- What is required -
Pick out the lines in the listing below that contain the word "said" and copy them.

- Records provided -

----------

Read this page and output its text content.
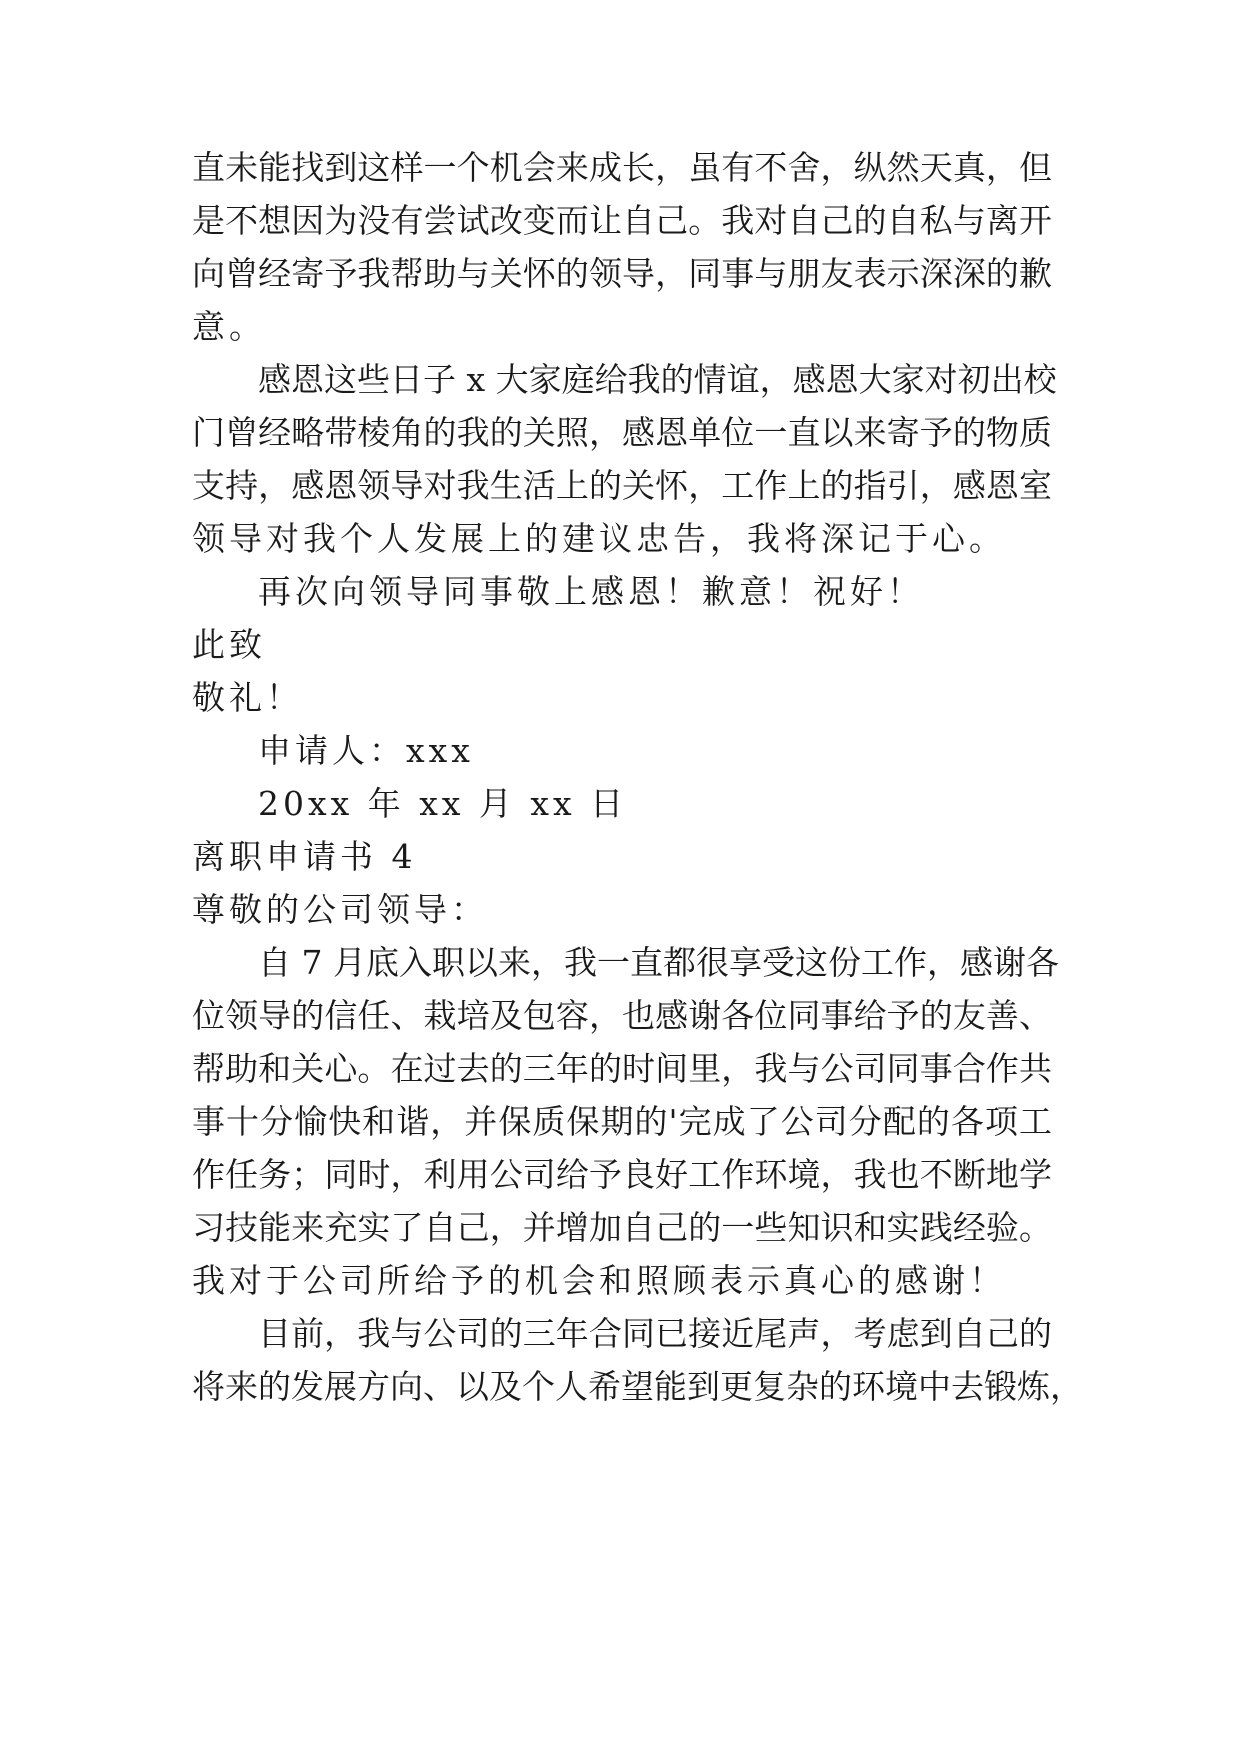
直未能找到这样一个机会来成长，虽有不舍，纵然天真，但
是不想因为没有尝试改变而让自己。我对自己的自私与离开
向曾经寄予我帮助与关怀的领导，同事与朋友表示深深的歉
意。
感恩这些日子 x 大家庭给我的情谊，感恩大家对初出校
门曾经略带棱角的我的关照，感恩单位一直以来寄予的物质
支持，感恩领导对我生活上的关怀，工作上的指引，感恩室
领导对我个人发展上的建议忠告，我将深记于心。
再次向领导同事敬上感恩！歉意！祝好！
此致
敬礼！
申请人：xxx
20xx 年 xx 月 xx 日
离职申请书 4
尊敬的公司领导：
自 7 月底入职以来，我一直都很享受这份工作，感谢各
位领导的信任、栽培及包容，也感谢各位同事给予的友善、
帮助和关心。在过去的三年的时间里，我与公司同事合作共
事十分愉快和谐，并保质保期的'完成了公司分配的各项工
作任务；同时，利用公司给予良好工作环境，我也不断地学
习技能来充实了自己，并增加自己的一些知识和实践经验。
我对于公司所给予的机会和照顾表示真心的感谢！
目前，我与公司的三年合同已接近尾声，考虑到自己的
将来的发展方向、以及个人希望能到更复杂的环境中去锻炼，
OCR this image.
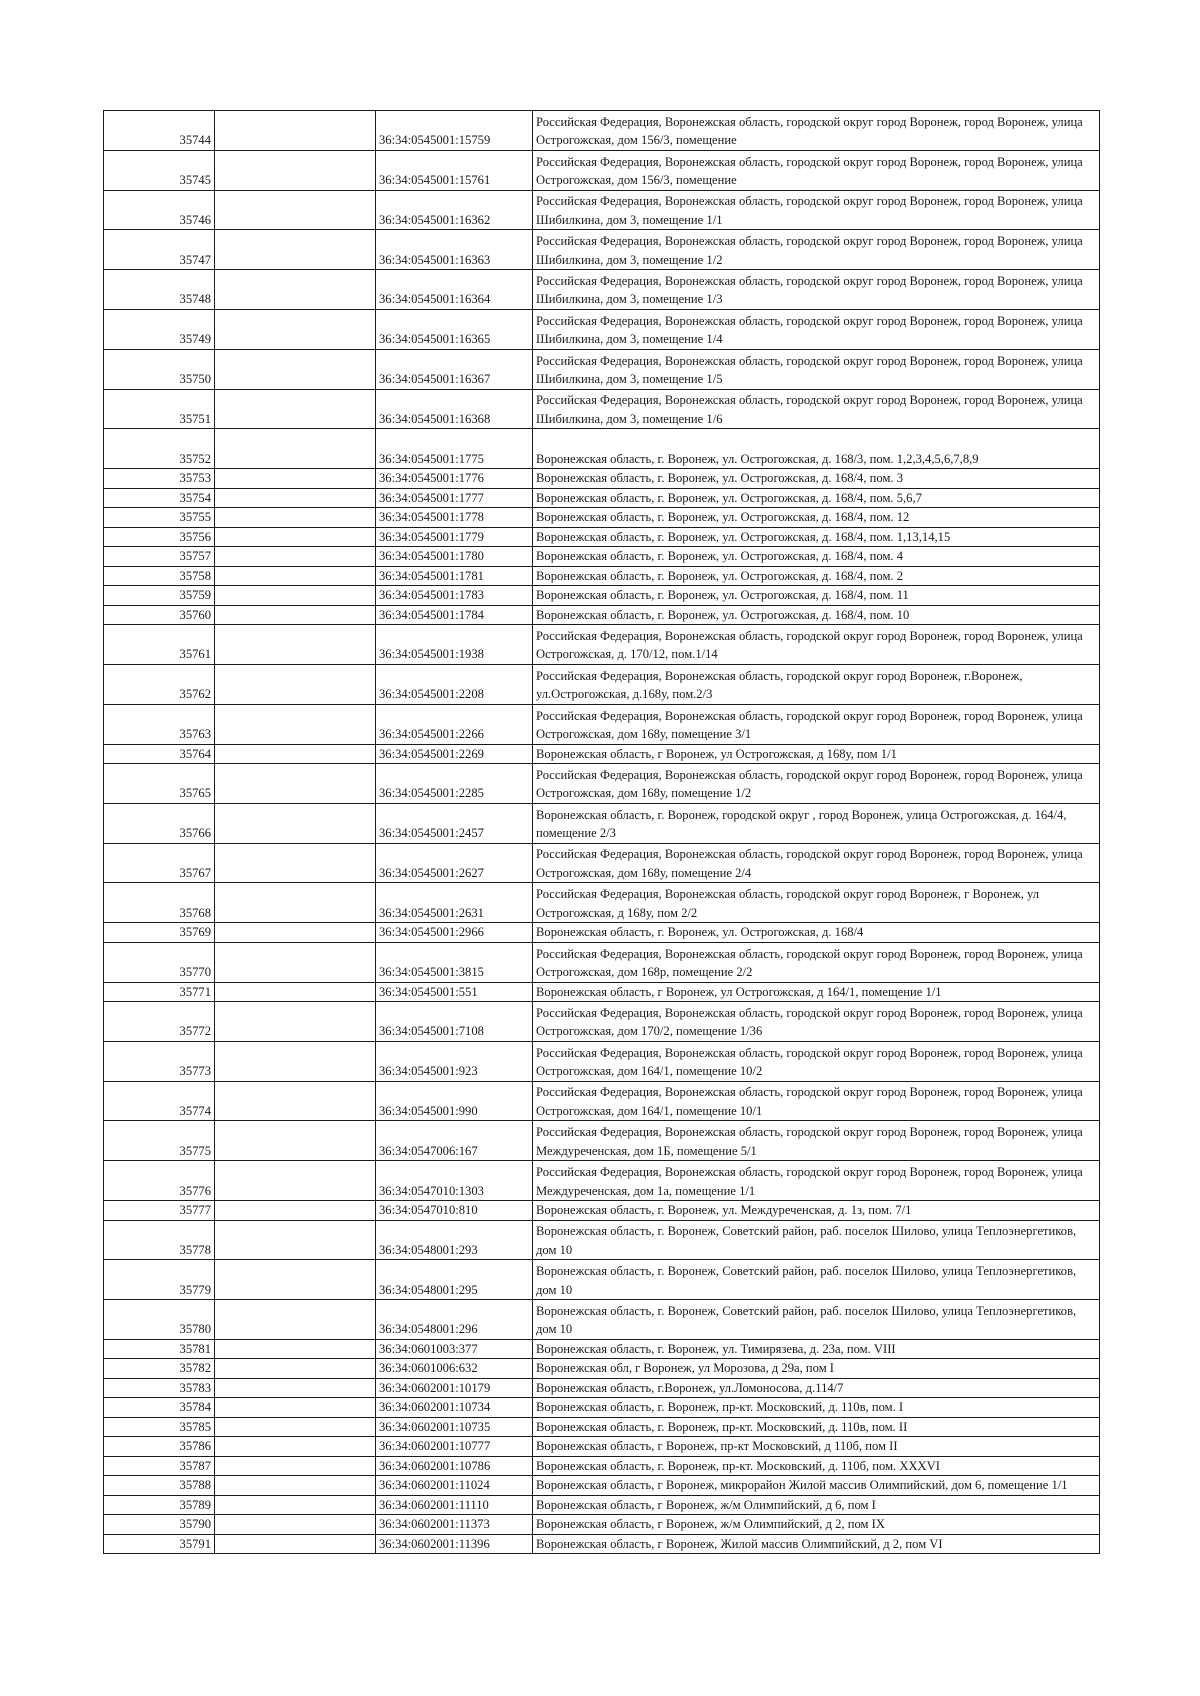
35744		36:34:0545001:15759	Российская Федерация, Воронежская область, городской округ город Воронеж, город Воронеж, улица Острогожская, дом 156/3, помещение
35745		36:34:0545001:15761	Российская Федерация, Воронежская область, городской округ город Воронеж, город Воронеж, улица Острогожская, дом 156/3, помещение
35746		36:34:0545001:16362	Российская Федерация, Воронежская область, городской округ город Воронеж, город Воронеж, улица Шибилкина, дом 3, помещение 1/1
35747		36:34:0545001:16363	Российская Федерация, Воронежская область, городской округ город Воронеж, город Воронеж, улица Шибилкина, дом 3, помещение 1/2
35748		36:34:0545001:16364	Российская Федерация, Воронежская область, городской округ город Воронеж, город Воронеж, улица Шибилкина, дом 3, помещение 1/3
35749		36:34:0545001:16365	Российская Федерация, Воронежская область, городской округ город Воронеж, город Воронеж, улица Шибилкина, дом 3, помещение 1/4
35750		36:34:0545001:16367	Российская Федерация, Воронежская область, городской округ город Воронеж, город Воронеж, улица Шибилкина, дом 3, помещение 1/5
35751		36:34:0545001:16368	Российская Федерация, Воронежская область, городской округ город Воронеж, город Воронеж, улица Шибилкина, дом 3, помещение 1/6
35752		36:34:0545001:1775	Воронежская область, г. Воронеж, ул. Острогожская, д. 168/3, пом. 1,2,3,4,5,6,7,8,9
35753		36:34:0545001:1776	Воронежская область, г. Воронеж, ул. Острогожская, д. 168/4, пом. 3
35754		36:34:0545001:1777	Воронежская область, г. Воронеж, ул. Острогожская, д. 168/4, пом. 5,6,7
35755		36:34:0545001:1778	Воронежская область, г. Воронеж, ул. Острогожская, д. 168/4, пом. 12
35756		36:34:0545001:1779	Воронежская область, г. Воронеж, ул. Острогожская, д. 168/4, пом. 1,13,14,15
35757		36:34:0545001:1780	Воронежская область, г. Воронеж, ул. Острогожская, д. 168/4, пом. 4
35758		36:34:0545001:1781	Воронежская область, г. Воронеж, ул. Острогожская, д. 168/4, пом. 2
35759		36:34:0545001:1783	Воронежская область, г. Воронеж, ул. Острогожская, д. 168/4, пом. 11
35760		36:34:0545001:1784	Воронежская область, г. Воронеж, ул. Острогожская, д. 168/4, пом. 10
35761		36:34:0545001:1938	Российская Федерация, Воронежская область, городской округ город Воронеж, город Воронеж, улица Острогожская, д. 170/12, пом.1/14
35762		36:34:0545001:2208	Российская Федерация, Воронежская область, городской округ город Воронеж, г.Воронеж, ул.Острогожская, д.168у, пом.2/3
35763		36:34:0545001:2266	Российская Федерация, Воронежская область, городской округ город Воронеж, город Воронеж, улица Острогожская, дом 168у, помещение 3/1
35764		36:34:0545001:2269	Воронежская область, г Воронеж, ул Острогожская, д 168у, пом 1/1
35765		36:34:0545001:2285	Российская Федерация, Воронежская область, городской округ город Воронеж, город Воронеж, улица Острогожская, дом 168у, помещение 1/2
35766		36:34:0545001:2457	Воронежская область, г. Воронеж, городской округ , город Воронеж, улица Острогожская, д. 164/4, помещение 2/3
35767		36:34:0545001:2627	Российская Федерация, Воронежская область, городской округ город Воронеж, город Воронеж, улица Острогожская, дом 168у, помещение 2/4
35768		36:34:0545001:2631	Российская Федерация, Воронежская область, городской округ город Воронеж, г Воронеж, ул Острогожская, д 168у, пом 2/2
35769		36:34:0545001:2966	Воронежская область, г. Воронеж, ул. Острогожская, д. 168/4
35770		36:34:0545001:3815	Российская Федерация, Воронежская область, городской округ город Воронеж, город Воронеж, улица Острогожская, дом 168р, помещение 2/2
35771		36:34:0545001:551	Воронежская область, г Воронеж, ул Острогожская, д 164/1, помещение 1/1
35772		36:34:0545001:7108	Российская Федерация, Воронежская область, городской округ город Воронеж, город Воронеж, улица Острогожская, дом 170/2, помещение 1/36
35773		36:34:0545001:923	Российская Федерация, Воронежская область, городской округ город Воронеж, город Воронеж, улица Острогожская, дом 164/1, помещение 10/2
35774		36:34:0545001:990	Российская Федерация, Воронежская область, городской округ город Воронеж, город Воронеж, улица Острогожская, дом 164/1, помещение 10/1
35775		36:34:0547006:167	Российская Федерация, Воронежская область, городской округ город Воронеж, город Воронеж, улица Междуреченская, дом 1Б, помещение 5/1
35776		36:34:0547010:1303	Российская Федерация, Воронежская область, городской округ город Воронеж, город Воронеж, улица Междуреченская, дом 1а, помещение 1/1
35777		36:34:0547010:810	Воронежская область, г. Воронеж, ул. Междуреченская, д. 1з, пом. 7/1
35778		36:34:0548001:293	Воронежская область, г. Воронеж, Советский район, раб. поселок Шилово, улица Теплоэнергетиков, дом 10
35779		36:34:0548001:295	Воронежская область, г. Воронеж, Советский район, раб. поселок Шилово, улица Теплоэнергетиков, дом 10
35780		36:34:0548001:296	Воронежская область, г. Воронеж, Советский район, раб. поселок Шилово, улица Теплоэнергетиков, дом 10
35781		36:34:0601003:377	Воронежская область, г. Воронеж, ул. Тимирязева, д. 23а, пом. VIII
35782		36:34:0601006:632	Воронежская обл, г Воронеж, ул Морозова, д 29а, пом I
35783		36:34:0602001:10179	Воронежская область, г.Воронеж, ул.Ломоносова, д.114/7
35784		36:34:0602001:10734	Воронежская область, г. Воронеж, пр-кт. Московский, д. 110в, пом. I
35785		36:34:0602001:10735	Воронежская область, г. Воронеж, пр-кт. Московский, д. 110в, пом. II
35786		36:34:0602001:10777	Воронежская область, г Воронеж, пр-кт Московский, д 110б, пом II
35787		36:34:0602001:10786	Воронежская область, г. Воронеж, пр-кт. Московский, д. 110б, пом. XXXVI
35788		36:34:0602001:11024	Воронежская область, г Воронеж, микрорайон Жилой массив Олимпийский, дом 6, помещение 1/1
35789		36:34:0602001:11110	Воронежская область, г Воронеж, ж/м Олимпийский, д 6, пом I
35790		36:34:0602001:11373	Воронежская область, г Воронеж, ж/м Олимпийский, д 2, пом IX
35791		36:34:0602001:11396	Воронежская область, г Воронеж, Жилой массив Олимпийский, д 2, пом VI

----------

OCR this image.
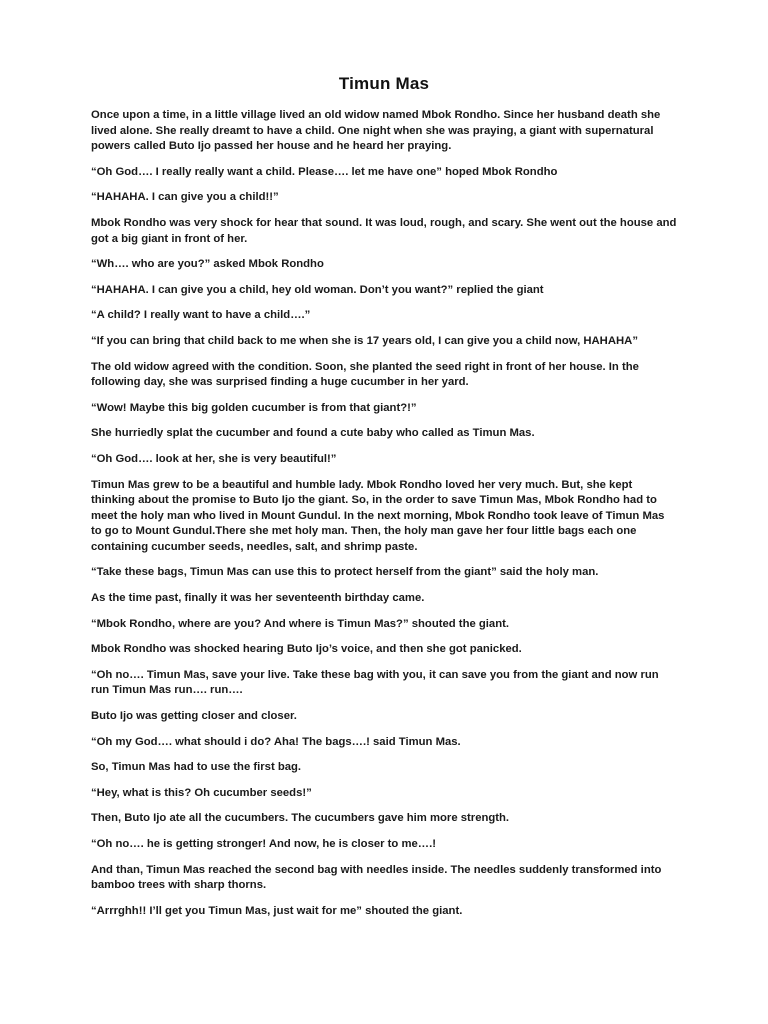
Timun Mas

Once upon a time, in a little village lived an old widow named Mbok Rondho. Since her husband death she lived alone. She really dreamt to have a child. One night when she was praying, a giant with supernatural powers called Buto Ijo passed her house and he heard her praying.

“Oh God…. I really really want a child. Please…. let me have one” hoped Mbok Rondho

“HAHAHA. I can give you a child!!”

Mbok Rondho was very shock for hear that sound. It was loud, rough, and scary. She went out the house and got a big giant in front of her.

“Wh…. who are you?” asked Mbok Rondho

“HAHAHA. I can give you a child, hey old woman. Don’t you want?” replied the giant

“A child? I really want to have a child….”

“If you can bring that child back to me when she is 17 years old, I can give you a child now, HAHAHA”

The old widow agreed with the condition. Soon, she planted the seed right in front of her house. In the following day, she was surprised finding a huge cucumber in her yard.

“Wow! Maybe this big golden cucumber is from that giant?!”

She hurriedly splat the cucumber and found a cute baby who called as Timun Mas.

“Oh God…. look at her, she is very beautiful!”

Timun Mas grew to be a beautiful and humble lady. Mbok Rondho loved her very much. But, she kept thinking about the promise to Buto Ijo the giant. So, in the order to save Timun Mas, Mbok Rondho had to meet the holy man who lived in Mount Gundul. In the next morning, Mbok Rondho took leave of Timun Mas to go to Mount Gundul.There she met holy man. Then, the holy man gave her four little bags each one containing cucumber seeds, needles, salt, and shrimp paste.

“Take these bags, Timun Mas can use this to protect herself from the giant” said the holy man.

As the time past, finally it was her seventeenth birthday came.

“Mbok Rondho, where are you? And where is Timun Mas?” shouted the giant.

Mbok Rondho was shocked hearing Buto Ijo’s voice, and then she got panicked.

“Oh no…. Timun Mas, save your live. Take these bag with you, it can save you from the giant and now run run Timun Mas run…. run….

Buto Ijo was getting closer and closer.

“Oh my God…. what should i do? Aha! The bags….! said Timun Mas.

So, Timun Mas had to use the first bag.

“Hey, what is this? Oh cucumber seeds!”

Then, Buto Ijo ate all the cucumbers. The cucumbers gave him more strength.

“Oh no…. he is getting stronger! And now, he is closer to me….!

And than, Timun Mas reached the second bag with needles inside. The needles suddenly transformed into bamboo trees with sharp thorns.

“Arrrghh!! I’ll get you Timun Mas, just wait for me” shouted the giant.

----------

- Complete output -
“Take these bags, Timun Mas can use this to protect herself from the giant” said the holy man.
“Oh my God…. what should i do? Aha! The bags….! said Timun Mas.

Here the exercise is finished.